This is the second of three posts on clan mating in chickens. Here’s how it looks in year-by-year format:
Remember, chicks – male or female – always take the clan of the mother! This is for a three-clan rotation. Manage each clan according to these instructions.

1st year
1. Get your chicks and let them grow. You can get a single order of chicks from one source, like a commercial hatchery. Avoid this if you possibly can, as your chicks may all come from a single source and already be slightly inbred. If you go this route, I recommend you order at least 40 birds for straight run. If you’re getting sexed chicks, order at least 18 to 20 females and 10 males. Be prepared to cull ruthlessly if you get your birds from a single source, because your genetic diversity is more likely to be limited. Ideally, you should get your chicks from three different hatcheries or sources in different parts of the country, as this should give you the most diverse bloodlines. Hatcheries typically send a minimum order of 25 chicks per batch, plus a couple of extras, so they stay warm during shipping. If you order from different sources, you may have as many as 75.
2. If you have one flock of 25 to 40, select the best five cockerels and divide the remaining hens into three equal or roughly equal groups. The extra two cockerels are your back-up birds, just in case a predator comes calling. If you got your birds from multiple sources, select a minimum of six but preferably at least 10 pullets from each source. Select two roosters from each group so you have a back-up rooster for each clan.

Excerpts from a dataset >>

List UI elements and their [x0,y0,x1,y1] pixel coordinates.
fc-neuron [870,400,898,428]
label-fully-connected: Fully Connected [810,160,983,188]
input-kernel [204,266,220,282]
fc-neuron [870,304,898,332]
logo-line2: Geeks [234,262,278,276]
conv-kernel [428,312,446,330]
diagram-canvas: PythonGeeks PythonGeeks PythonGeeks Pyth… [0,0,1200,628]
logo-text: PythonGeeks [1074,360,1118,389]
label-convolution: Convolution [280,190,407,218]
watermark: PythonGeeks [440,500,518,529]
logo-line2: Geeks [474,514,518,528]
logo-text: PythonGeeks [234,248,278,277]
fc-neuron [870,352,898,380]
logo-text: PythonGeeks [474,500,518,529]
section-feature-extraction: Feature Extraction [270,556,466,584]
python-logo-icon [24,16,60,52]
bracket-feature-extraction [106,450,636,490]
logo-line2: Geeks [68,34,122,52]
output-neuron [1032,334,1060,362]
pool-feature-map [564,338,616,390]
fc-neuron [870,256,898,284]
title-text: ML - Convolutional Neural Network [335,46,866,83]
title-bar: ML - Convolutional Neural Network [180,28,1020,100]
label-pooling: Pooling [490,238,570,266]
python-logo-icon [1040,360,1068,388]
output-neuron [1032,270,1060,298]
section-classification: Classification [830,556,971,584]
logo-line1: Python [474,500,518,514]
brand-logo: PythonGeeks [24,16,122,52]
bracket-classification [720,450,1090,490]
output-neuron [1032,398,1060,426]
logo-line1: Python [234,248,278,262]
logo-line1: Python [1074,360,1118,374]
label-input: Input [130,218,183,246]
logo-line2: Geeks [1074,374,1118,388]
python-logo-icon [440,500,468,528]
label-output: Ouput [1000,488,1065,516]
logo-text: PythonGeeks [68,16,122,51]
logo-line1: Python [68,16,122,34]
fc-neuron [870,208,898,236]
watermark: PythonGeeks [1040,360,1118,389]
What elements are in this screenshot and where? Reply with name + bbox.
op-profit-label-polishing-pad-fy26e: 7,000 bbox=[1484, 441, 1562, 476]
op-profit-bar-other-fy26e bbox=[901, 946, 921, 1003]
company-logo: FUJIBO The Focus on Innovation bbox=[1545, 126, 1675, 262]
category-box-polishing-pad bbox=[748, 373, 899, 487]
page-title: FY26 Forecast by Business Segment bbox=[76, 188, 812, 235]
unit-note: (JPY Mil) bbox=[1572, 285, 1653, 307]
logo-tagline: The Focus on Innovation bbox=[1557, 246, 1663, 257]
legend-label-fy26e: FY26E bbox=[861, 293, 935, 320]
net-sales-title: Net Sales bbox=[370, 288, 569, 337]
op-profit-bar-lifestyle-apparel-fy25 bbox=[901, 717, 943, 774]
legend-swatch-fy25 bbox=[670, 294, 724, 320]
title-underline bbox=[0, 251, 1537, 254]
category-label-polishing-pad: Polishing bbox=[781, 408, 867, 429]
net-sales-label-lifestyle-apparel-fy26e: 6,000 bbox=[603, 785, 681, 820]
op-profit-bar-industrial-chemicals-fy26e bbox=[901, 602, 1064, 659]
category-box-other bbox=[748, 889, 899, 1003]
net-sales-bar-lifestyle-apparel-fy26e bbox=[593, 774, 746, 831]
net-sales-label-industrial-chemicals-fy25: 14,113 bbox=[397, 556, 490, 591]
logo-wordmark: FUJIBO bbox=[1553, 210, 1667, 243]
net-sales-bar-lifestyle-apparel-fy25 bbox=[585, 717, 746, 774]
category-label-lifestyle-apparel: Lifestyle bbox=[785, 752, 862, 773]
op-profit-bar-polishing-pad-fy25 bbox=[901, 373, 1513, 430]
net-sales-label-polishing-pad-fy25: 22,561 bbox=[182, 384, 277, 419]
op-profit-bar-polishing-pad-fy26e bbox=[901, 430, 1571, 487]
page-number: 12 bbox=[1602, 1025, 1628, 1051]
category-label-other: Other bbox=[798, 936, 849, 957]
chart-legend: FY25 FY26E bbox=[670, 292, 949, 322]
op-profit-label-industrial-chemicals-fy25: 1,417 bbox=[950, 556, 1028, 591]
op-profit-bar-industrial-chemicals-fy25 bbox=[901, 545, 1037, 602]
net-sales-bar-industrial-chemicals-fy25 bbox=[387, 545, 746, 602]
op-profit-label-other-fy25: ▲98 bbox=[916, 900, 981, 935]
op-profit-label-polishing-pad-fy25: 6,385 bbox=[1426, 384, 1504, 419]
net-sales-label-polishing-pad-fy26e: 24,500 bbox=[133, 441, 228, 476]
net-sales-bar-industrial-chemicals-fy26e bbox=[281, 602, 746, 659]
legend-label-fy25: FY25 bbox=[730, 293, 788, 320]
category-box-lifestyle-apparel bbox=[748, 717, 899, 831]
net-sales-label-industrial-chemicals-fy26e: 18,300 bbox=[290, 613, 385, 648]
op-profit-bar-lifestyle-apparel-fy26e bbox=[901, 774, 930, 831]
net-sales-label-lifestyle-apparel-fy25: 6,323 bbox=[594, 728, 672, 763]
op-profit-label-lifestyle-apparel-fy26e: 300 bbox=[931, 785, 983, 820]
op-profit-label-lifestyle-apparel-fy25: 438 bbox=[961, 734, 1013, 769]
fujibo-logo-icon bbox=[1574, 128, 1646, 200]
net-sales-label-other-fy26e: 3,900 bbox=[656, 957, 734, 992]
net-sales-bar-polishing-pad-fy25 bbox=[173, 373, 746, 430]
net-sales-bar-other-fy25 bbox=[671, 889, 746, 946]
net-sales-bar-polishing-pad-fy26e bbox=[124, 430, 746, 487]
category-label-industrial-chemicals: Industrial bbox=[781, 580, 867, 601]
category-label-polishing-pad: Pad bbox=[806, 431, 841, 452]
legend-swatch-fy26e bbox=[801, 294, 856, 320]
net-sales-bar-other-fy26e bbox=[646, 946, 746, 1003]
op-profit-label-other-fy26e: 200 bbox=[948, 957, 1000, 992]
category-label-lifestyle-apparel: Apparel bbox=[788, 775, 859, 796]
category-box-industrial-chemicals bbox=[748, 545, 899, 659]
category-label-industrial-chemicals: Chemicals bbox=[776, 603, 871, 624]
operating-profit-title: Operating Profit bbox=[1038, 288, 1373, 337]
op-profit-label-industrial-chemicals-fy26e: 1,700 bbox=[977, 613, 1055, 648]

WHAT YOU WILL DO >>
1: Answer these questions using the clan mating text:
(a) Whose clan do chicks take?
(b) What is the minimum number of chicks hatcheries typically send per batch?
(c) With one flock of 25 to 40 birds, how many cockerels should be selected?
2: Please update the clan mating text starting with "This is the" and going on through "to these instructions.", putting "cycle" in place of "rotation".
3: Write what comes next in the clan mating text, picking up after its final sentence.

RESPONSES TO THE EXERCISE >>
1:
(a) The clan of the mother.
(b) 25 chicks, plus a couple of extras.
(c) The best five.

2:
This is the second of three posts on clan mating in chickens. Here’s how it looks in year-by-year format:
Remember, chicks – male or female – always take the clan of the mother! This is for a three-clan cycle. Manage each clan according to these instructions.

3:
3. Within each clan, band each bird with the clan initial and the number 1. This allows you to know the age of each bird, and marks them as a member of the A, B or C clan (chickens can get out!). If you start with chickens from a single source, it doesn’t matter what initials you band the roosters with, as they all have similar genetics. You can just choose a clan at random when you band the roosters. Put one rooster into the matching clan (A rooster/A clan, etc.) and keep the back-up roosters in a separate pen. If you’re going to raise chicks for breeding, remember that each rooster only gets one breeding go-round with the hens in each clan. You can leave a rooster in his clan of origin for a year or more as long as you butcher, sell or give away all the chicks you hatch. I don’t recommend this unless you’re really anal about identifying all offspring and getting them out of the flock; the chance of having him breed his daughters is too high,
4. Butcher all excess roosters. You can also butcher excess pullets, but your original clans should ideally have at least 10-12 pullets. More is better; you may lose a few to predators or disease.
5. If you got your chicks in the spring, the hens will be starting to lay in the fall and will hopefully start setting the next spring.

Incubator chicks.


2nd year
1. Last year’s hens should be setting in the spring. Give the hens that set an additional band – S for setting.
2. Butcher or sell the cockerels and excess pullets from this year’s hatch. Don’t save any for breeding; you want older birds as parents to raise chicks for your home flock.
3. If none of the hens set, raise as many birds in the incubator as you want to eat or sell. Alternatively, you could keep a few banties around just to set the eggs.

In my experience, the Australorps set better than the Barred Rocks.

3rd year
1. Your #1 hens are two years old this year. This is the first year you should try to raise replacement chicks; if longevity in your flock is really important, you can wait another year. The older hens won’t lay as well, but there’s something to be said for having birds survive to the third year from the standpoint of flock vigor.
2. You want your eggs for setting to come from two-year-old or older hens, and ideally at least half of the setting eggs to come from #1S hens – the hens that were setters last year.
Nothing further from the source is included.